**Objective:**
Locate the string "text" throughout the material and copy every line in which it occurs.

**Raw data:**
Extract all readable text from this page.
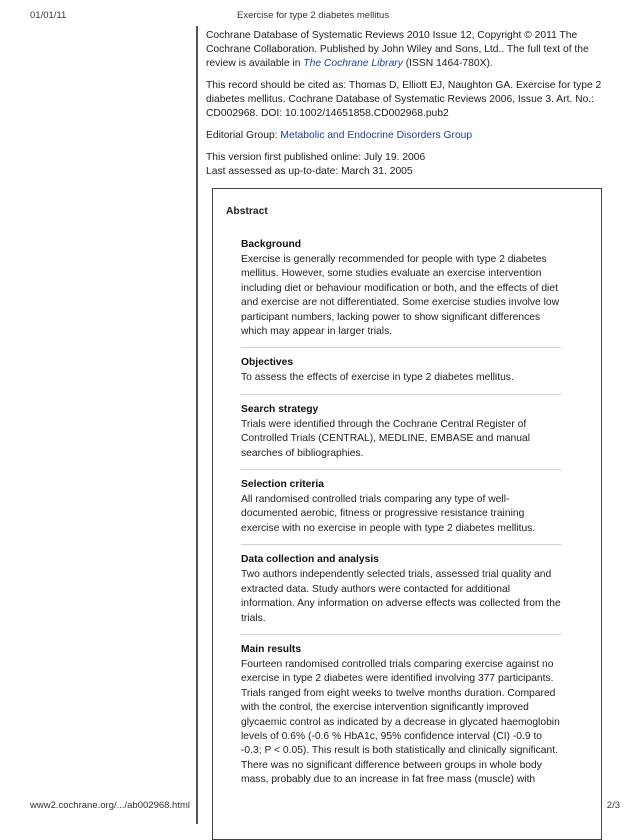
01/01/11	Exercise for type 2 diabetes mellitus

Cochrane Database of Systematic Reviews 2010 Issue 12, Copyright © 2011 The Cochrane Collaboration. Published by John Wiley and Sons, Ltd.. The full text of the review is available in The Cochrane Library (ISSN 1464-780X).

This record should be cited as: Thomas D, Elliott EJ, Naughton GA. Exercise for type 2 diabetes mellitus. Cochrane Database of Systematic Reviews 2006, Issue 3. Art. No.: CD002968. DOI: 10.1002/14651858.CD002968.pub2

Editorial Group: Metabolic and Endocrine Disorders Group

This version first published online: July 19. 2006
Last assessed as up-to-date: March 31. 2005

Abstract
Background

Exercise is generally recommended for people with type 2 diabetes mellitus. However, some studies evaluate an exercise intervention including diet or behaviour modification or both, and the effects of diet and exercise are not differentiated. Some exercise studies involve low participant numbers, lacking power to show significant differences which may appear in larger trials.

Objectives

To assess the effects of exercise in type 2 diabetes mellitus.

Search strategy

Trials were identified through the Cochrane Central Register of Controlled Trials (CENTRAL), MEDLINE, EMBASE and manual searches of bibliographies.

Selection criteria

All randomised controlled trials comparing any type of well-documented aerobic, fitness or progressive resistance training exercise with no exercise in people with type 2 diabetes mellitus.

Data collection and analysis

Two authors independently selected trials, assessed trial quality and extracted data. Study authors were contacted for additional information. Any information on adverse effects was collected from the trials.

Main results

Fourteen randomised controlled trials comparing exercise against no exercise in type 2 diabetes were identified involving 377 participants. Trials ranged from eight weeks to twelve months duration. Compared with the control, the exercise intervention significantly improved glycaemic control as indicated by a decrease in glycated haemoglobin levels of 0.6% (-0.6 % HbA1c, 95% confidence interval (CI) -0.9 to -0.3; P < 0.05). This result is both statistically and clinically significant. There was no significant difference between groups in whole body mass, probably due to an increase in fat free mass (muscle) with

www2.cochrane.org/.../ab002968.html	2/3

**Expected answer:**
Extract all readable text from this page.
Cochrane Database of Systematic Reviews 2010 Issue 12, Copyright © 2011 The Cochrane Collaboration. Published by John Wiley and Sons, Ltd.. The full text of the review is available in The Cochrane Library (ISSN 1464-780X).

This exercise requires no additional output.